**Dataset items:**
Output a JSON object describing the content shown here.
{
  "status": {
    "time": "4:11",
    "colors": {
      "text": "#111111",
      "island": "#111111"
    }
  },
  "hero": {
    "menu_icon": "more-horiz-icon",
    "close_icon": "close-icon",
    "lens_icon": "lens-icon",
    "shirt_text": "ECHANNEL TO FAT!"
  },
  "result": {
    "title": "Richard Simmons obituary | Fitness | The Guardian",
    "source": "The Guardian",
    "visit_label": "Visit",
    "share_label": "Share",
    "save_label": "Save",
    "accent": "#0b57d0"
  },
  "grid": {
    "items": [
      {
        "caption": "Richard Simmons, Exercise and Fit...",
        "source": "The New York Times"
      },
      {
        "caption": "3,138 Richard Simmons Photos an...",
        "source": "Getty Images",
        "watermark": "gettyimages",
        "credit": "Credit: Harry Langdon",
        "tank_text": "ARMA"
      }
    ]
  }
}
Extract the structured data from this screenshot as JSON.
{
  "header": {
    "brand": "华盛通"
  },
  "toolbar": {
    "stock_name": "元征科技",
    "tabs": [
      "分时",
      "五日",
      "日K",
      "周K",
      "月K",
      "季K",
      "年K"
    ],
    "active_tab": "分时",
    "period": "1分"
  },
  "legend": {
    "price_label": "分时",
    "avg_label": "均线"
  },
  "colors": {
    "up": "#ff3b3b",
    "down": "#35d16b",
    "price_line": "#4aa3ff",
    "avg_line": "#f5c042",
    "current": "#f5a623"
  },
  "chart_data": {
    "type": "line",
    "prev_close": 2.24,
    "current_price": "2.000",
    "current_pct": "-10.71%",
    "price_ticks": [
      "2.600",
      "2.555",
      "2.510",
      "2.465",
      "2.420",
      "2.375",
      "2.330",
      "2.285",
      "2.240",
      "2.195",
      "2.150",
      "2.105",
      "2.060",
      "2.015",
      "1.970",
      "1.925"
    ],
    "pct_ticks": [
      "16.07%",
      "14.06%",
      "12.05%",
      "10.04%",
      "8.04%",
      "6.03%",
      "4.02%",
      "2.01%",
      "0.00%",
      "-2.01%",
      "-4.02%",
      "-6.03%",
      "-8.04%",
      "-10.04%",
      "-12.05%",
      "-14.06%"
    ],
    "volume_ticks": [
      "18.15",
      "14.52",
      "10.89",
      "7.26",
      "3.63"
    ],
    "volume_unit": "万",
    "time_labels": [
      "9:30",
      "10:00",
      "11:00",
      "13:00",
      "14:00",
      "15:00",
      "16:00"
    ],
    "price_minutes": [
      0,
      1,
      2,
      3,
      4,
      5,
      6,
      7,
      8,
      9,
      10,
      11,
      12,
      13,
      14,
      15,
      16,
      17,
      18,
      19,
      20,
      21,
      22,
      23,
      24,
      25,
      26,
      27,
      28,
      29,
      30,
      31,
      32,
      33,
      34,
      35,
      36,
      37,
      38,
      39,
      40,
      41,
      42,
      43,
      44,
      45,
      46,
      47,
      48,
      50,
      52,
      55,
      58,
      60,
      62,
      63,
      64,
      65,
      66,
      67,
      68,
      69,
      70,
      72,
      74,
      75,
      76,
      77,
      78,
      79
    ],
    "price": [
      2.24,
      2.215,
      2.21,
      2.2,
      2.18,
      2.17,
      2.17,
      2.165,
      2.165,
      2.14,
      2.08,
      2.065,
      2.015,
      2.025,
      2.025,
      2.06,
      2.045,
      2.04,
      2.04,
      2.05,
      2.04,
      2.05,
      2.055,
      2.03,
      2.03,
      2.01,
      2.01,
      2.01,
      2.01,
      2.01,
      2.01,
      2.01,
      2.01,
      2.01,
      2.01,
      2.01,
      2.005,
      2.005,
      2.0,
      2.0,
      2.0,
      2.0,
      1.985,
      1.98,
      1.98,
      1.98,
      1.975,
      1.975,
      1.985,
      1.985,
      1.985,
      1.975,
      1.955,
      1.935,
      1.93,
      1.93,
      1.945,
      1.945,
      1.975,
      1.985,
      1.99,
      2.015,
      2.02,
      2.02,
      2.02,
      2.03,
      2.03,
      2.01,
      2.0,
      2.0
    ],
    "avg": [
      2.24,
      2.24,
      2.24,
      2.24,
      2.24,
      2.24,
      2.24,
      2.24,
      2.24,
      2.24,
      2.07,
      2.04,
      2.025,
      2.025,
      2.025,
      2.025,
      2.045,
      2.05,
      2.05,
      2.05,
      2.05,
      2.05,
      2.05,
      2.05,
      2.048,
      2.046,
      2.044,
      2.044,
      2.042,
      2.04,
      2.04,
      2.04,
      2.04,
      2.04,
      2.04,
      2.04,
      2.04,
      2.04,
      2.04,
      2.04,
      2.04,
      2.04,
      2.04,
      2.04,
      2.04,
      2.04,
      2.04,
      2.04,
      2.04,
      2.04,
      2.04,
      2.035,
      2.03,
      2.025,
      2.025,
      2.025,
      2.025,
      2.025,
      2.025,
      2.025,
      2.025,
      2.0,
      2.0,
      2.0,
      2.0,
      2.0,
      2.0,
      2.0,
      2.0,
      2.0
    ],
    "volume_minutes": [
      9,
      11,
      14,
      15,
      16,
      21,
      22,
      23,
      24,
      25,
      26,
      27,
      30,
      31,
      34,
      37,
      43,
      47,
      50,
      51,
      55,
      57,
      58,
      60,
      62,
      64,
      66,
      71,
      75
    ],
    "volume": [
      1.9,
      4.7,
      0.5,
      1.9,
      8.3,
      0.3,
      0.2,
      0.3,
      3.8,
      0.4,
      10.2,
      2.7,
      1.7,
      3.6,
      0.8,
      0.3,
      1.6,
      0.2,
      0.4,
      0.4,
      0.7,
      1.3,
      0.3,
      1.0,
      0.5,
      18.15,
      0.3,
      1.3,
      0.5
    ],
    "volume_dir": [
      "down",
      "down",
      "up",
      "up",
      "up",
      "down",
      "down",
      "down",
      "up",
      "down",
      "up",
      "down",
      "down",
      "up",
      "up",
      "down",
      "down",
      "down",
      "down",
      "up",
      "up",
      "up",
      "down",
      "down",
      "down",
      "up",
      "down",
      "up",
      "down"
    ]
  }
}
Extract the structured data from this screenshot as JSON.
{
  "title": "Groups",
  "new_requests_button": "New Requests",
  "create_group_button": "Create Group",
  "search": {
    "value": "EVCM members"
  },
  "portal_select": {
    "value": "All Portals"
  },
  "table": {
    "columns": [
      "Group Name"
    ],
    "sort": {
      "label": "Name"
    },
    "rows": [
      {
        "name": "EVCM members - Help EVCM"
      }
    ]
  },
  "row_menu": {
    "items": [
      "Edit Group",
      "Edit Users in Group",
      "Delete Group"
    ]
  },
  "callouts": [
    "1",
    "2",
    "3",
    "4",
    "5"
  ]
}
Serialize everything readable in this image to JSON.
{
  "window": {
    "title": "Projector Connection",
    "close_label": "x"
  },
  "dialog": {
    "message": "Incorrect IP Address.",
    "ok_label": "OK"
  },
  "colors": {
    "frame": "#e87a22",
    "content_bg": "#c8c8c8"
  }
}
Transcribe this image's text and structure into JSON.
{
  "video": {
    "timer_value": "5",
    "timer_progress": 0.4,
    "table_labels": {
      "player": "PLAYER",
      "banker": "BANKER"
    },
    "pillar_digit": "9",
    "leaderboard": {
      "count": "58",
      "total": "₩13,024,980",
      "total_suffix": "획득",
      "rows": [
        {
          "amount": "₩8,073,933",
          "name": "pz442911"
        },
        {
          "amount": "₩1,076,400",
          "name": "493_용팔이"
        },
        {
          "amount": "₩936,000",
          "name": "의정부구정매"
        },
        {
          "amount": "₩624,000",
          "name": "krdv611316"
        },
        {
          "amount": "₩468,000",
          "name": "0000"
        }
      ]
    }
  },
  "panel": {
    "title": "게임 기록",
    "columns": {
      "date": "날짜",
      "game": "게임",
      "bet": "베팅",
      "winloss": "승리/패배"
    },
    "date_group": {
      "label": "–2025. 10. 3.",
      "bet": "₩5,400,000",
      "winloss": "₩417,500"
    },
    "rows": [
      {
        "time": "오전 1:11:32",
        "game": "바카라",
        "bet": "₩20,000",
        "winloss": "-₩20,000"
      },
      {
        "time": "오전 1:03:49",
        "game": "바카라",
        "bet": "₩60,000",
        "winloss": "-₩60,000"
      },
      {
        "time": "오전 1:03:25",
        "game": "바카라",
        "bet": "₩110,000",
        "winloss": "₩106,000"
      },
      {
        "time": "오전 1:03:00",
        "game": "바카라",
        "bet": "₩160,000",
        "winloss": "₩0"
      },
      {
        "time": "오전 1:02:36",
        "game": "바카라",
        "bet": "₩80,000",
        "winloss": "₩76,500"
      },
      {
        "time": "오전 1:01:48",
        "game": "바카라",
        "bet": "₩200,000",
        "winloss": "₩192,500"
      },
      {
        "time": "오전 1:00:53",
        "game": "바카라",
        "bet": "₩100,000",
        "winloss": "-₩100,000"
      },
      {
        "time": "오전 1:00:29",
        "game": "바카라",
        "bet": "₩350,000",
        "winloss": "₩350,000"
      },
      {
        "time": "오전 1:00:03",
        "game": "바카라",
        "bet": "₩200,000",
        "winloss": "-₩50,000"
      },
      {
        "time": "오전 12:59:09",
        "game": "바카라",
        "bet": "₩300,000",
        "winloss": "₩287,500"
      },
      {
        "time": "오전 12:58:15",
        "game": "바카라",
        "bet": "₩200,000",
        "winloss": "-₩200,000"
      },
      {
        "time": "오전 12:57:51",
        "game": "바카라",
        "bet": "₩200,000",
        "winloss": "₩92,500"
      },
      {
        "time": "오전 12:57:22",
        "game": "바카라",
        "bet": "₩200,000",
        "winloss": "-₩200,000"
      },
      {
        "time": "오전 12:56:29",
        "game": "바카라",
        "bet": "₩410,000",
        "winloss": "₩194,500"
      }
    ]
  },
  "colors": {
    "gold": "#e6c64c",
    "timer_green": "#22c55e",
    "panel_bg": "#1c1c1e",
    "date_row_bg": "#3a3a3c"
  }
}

**THE PROBLEM:** In the entries above, identify every line with the string "icon".

**FULL SOLUTION:**
    "menu_icon": "more-horiz-icon",
    "close_icon": "close-icon",
    "lens_icon": "lens-icon",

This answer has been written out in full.